Aim: Would you return all of this data exactly, leaving nothing out?

Records for the task:
* Start *
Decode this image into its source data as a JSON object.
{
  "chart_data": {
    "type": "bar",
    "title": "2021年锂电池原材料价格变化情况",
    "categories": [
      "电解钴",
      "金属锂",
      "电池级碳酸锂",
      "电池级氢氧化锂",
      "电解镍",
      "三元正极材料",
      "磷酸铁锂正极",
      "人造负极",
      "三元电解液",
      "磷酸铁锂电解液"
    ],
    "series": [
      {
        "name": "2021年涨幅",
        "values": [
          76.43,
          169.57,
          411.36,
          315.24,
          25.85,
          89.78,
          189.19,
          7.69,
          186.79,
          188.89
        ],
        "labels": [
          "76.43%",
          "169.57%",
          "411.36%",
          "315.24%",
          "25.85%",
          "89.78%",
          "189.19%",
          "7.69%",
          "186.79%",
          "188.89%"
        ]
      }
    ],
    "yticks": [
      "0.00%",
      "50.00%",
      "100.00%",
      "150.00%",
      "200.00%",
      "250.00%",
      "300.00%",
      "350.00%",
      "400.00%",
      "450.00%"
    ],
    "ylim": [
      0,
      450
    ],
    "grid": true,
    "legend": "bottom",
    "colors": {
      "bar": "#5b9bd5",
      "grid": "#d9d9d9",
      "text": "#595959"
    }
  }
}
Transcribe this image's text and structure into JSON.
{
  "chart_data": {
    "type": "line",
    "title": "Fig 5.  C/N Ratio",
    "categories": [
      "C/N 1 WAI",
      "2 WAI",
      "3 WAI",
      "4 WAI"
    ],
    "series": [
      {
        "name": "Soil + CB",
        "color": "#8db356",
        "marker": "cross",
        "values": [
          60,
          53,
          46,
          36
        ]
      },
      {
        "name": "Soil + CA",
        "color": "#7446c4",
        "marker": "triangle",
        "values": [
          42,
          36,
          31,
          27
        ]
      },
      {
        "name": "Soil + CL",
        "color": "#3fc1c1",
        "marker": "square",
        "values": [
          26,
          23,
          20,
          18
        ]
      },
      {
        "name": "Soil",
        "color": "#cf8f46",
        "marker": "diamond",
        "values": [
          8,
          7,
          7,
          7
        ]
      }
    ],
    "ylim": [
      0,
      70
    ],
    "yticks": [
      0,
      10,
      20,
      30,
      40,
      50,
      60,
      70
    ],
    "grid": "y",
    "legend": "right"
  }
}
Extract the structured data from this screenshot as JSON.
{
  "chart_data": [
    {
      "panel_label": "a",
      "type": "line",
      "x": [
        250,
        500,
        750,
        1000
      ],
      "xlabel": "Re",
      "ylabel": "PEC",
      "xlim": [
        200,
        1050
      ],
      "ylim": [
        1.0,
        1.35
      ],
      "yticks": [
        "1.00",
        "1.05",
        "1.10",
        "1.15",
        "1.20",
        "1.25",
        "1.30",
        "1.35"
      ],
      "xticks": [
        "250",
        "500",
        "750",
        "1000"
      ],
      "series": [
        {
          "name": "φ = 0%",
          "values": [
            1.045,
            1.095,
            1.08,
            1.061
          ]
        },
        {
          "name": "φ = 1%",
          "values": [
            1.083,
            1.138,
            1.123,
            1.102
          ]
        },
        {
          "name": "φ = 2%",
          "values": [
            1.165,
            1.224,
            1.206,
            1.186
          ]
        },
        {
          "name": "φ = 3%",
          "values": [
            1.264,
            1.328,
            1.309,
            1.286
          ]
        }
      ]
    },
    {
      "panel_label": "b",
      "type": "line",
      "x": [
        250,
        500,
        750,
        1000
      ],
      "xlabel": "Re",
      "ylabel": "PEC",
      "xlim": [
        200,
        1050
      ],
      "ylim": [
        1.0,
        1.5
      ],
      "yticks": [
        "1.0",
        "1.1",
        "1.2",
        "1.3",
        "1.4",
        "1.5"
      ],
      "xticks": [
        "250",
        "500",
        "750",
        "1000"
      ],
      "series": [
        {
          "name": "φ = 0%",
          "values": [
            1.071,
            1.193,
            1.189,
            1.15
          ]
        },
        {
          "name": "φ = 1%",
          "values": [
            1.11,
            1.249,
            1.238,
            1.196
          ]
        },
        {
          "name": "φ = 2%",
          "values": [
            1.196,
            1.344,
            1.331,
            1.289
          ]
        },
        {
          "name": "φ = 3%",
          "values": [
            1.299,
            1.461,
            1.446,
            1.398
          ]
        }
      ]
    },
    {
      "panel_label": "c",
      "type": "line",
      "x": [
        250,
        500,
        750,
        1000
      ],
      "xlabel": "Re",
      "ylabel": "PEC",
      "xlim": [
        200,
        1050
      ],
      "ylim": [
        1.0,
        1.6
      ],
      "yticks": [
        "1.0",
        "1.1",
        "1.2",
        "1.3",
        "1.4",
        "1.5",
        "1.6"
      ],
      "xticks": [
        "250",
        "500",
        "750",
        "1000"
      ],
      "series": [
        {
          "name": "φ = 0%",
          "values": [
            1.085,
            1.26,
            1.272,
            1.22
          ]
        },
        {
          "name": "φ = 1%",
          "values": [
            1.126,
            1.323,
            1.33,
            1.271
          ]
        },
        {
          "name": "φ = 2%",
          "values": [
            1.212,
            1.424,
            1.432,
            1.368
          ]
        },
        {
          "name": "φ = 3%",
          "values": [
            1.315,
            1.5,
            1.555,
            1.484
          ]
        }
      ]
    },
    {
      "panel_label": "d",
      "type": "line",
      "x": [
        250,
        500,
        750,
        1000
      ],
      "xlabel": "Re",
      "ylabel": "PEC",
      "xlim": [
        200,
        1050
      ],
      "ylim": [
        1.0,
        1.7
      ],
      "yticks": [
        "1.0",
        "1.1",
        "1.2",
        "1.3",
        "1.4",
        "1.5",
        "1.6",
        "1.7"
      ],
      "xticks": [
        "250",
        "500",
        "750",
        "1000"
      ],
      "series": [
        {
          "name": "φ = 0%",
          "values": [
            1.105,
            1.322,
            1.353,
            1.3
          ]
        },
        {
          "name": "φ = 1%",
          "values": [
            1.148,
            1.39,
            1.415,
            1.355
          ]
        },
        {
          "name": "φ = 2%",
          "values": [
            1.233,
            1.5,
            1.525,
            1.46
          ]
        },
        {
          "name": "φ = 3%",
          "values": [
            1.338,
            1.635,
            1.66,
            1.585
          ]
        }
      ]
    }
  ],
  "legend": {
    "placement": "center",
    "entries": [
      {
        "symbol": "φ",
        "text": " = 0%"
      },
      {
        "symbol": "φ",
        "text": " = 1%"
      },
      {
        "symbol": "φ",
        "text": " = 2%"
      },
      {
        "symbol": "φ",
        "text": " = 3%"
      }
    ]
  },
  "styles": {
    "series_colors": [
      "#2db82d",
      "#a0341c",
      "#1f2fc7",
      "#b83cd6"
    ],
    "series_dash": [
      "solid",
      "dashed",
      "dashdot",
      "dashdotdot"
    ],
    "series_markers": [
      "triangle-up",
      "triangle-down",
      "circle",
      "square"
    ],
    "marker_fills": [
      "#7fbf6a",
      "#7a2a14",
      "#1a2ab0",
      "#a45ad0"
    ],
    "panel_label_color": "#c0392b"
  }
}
* End *
Result below:
Decode this image into its source data as a JSON object.
{
  "chart_data": {
    "type": "bar",
    "title": "2021年锂电池原材料价格变化情况",
    "categories": [
      "电解钴",
      "金属锂",
      "电池级碳酸锂",
      "电池级氢氧化锂",
      "电解镍",
      "三元正极材料",
      "磷酸铁锂正极",
      "人造负极",
      "三元电解液",
      "磷酸铁锂电解液"
    ],
    "series": [
      {
        "name": "2021年涨幅",
        "values": [
          76.43,
          169.57,
          411.36,
          315.24,
          25.85,
          89.78,
          189.19,
          7.69,
          186.79,
          188.89
        ],
        "labels": [
          "76.43%",
          "169.57%",
          "411.36%",
          "315.24%",
          "25.85%",
          "89.78%",
          "189.19%",
          "7.69%",
          "186.79%",
          "188.89%"
        ]
      }
    ],
    "yticks": [
      "0.00%",
      "50.00%",
      "100.00%",
      "150.00%",
      "200.00%",
      "250.00%",
      "300.00%",
      "350.00%",
      "400.00%",
      "450.00%"
    ],
    "ylim": [
      0,
      450
    ],
    "grid": true,
    "legend": "bottom",
    "colors": {
      "bar": "#5b9bd5",
      "grid": "#d9d9d9",
      "text": "#595959"
    }
  }
}
Transcribe this image's text and structure into JSON.
{
  "chart_data": {
    "type": "line",
    "title": "Fig 5.  C/N Ratio",
    "categories": [
      "C/N 1 WAI",
      "2 WAI",
      "3 WAI",
      "4 WAI"
    ],
    "series": [
      {
        "name": "Soil + CB",
        "color": "#8db356",
        "marker": "cross",
        "values": [
          60,
          53,
          46,
          36
        ]
      },
      {
        "name": "Soil + CA",
        "color": "#7446c4",
        "marker": "triangle",
        "values": [
          42,
          36,
          31,
          27
        ]
      },
      {
        "name": "Soil + CL",
        "color": "#3fc1c1",
        "marker": "square",
        "values": [
          26,
          23,
          20,
          18
        ]
      },
      {
        "name": "Soil",
        "color": "#cf8f46",
        "marker": "diamond",
        "values": [
          8,
          7,
          7,
          7
        ]
      }
    ],
    "ylim": [
      0,
      70
    ],
    "yticks": [
      0,
      10,
      20,
      30,
      40,
      50,
      60,
      70
    ],
    "grid": "y",
    "legend": "right"
  }
}
Extract the structured data from this screenshot as JSON.
{
  "chart_data": [
    {
      "panel_label": "a",
      "type": "line",
      "x": [
        250,
        500,
        750,
        1000
      ],
      "xlabel": "Re",
      "ylabel": "PEC",
      "xlim": [
        200,
        1050
      ],
      "ylim": [
        1.0,
        1.35
      ],
      "yticks": [
        "1.00",
        "1.05",
        "1.10",
        "1.15",
        "1.20",
        "1.25",
        "1.30",
        "1.35"
      ],
      "xticks": [
        "250",
        "500",
        "750",
        "1000"
      ],
      "series": [
        {
          "name": "φ = 0%",
          "values": [
            1.045,
            1.095,
            1.08,
            1.061
          ]
        },
        {
          "name": "φ = 1%",
          "values": [
            1.083,
            1.138,
            1.123,
            1.102
          ]
        },
        {
          "name": "φ = 2%",
          "values": [
            1.165,
            1.224,
            1.206,
            1.186
          ]
        },
        {
          "name": "φ = 3%",
          "values": [
            1.264,
            1.328,
            1.309,
            1.286
          ]
        }
      ]
    },
    {
      "panel_label": "b",
      "type": "line",
      "x": [
        250,
        500,
        750,
        1000
      ],
      "xlabel": "Re",
      "ylabel": "PEC",
      "xlim": [
        200,
        1050
      ],
      "ylim": [
        1.0,
        1.5
      ],
      "yticks": [
        "1.0",
        "1.1",
        "1.2",
        "1.3",
        "1.4",
        "1.5"
      ],
      "xticks": [
        "250",
        "500",
        "750",
        "1000"
      ],
      "series": [
        {
          "name": "φ = 0%",
          "values": [
            1.071,
            1.193,
            1.189,
            1.15
          ]
        },
        {
          "name": "φ = 1%",
          "values": [
            1.11,
            1.249,
            1.238,
            1.196
          ]
        },
        {
          "name": "φ = 2%",
          "values": [
            1.196,
            1.344,
            1.331,
            1.289
          ]
        },
        {
          "name": "φ = 3%",
          "values": [
            1.299,
            1.461,
            1.446,
            1.398
          ]
        }
      ]
    },
    {
      "panel_label": "c",
      "type": "line",
      "x": [
        250,
        500,
        750,
        1000
      ],
      "xlabel": "Re",
      "ylabel": "PEC",
      "xlim": [
        200,
        1050
      ],
      "ylim": [
        1.0,
        1.6
      ],
      "yticks": [
        "1.0",
        "1.1",
        "1.2",
        "1.3",
        "1.4",
        "1.5",
        "1.6"
      ],
      "xticks": [
        "250",
        "500",
        "750",
        "1000"
      ],
      "series": [
        {
          "name": "φ = 0%",
          "values": [
            1.085,
            1.26,
            1.272,
            1.22
          ]
        },
        {
          "name": "φ = 1%",
          "values": [
            1.126,
            1.323,
            1.33,
            1.271
          ]
        },
        {
          "name": "φ = 2%",
          "values": [
            1.212,
            1.424,
            1.432,
            1.368
          ]
        },
        {
          "name": "φ = 3%",
          "values": [
            1.315,
            1.5,
            1.555,
            1.484
          ]
        }
      ]
    },
    {
      "panel_label": "d",
      "type": "line",
      "x": [
        250,
        500,
        750,
        1000
      ],
      "xlabel": "Re",
      "ylabel": "PEC",
      "xlim": [
        200,
        1050
      ],
      "ylim": [
        1.0,
        1.7
      ],
      "yticks": [
        "1.0",
        "1.1",
        "1.2",
        "1.3",
        "1.4",
        "1.5",
        "1.6",
        "1.7"
      ],
      "xticks": [
        "250",
        "500",
        "750",
        "1000"
      ],
      "series": [
        {
          "name": "φ = 0%",
          "values": [
            1.105,
            1.322,
            1.353,
            1.3
          ]
        },
        {
          "name": "φ = 1%",
          "values": [
            1.148,
            1.39,
            1.415,
            1.355
          ]
        },
        {
          "name": "φ = 2%",
          "values": [
            1.233,
            1.5,
            1.525,
            1.46
          ]
        },
        {
          "name": "φ = 3%",
          "values": [
            1.338,
            1.635,
            1.66,
            1.585
          ]
        }
      ]
    }
  ],
  "legend": {
    "placement": "center",
    "entries": [
      {
        "symbol": "φ",
        "text": " = 0%"
      },
      {
        "symbol": "φ",
        "text": " = 1%"
      },
      {
        "symbol": "φ",
        "text": " = 2%"
      },
      {
        "symbol": "φ",
        "text": " = 3%"
      }
    ]
  },
  "styles": {
    "series_colors": [
      "#2db82d",
      "#a0341c",
      "#1f2fc7",
      "#b83cd6"
    ],
    "series_dash": [
      "solid",
      "dashed",
      "dashdot",
      "dashdotdot"
    ],
    "series_markers": [
      "triangle-up",
      "triangle-down",
      "circle",
      "square"
    ],
    "marker_fills": [
      "#7fbf6a",
      "#7a2a14",
      "#1a2ab0",
      "#a45ad0"
    ],
    "panel_label_color": "#c0392b"
  }
}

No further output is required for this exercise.